**Short exercise**. Your task is to repeat the entries exactly. Leave the pictures out.

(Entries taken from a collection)

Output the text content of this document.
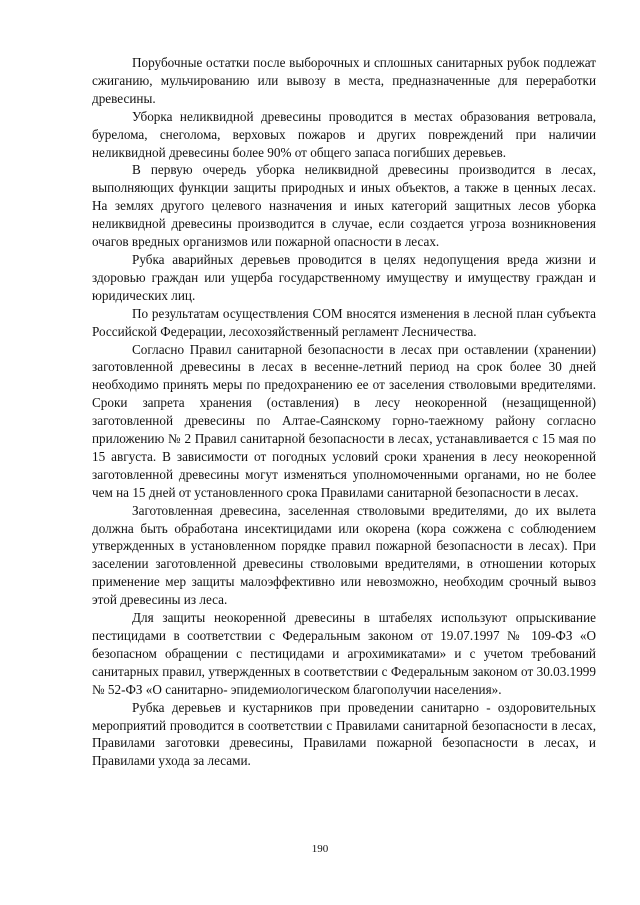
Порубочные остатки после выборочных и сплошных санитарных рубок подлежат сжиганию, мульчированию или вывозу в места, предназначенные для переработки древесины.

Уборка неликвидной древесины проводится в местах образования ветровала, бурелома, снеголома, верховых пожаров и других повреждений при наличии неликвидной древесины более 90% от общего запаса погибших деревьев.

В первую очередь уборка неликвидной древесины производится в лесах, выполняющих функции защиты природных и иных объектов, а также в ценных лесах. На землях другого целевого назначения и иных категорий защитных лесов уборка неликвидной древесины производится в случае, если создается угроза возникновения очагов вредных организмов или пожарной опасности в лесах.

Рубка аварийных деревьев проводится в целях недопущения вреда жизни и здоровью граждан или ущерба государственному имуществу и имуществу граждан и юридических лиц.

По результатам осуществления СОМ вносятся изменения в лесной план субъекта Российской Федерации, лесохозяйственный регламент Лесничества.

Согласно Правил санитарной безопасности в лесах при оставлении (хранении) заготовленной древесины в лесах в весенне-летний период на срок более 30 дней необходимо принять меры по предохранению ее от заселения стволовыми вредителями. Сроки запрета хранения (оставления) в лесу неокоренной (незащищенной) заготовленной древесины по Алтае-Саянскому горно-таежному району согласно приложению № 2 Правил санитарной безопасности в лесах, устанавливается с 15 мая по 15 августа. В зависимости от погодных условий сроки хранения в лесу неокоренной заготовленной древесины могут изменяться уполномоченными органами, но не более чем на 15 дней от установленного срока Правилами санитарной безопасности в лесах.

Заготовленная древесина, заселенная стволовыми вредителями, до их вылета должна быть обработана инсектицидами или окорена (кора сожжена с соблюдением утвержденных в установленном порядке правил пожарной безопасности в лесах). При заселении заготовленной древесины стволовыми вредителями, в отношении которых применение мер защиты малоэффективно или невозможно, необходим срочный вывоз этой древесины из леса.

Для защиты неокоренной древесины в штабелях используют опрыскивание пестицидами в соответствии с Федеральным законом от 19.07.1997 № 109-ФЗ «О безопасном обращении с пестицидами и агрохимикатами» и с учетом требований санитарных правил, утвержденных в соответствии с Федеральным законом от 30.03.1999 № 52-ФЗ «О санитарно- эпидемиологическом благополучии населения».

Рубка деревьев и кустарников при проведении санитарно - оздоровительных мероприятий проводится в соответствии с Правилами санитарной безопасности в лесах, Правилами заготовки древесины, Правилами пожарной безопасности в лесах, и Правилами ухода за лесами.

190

**Complete answer**.
Output the text content of this document.
Порубочные остатки после выборочных и сплошных санитарных рубок подлежат сжиганию, мульчированию или вывозу в места, предназначенные для переработки древесины.

Уборка неликвидной древесины проводится в местах образования ветровала, бурелома, снеголома, верховых пожаров и других повреждений при наличии неликвидной древесины более 90% от общего запаса погибших деревьев.

В первую очередь уборка неликвидной древесины производится в лесах, выполняющих функции защиты природных и иных объектов, а также в ценных лесах. На землях другого целевого назначения и иных категорий защитных лесов уборка неликвидной древесины производится в случае, если создается угроза возникновения очагов вредных организмов или пожарной опасности в лесах.

Рубка аварийных деревьев проводится в целях недопущения вреда жизни и здоровью граждан или ущерба государственному имуществу и имуществу граждан и юридических лиц.

По результатам осуществления СОМ вносятся изменения в лесной план субъекта Российской Федерации, лесохозяйственный регламент Лесничества.

Согласно Правил санитарной безопасности в лесах при оставлении (хранении) заготовленной древесины в лесах в весенне-летний период на срок более 30 дней необходимо принять меры по предохранению ее от заселения стволовыми вредителями. Сроки запрета хранения (оставления) в лесу неокоренной (незащищенной) заготовленной древесины по Алтае-Саянскому горно-таежному району согласно приложению № 2 Правил санитарной безопасности в лесах, устанавливается с 15 мая по 15 августа. В зависимости от погодных условий сроки хранения в лесу неокоренной заготовленной древесины могут изменяться уполномоченными органами, но не более чем на 15 дней от установленного срока Правилами санитарной безопасности в лесах.

Заготовленная древесина, заселенная стволовыми вредителями, до их вылета должна быть обработана инсектицидами или окорена (кора сожжена с соблюдением утвержденных в установленном порядке правил пожарной безопасности в лесах). При заселении заготовленной древесины стволовыми вредителями, в отношении которых применение мер защиты малоэффективно или невозможно, необходим срочный вывоз этой древесины из леса.

Для защиты неокоренной древесины в штабелях используют опрыскивание пестицидами в соответствии с Федеральным законом от 19.07.1997 № 109-ФЗ «О безопасном обращении с пестицидами и агрохимикатами» и с учетом требований санитарных правил, утвержденных в соответствии с Федеральным законом от 30.03.1999 № 52-ФЗ «О санитарно- эпидемиологическом благополучии населения».

Рубка деревьев и кустарников при проведении санитарно - оздоровительных мероприятий проводится в соответствии с Правилами санитарной безопасности в лесах, Правилами заготовки древесины, Правилами пожарной безопасности в лесах, и Правилами ухода за лесами.

190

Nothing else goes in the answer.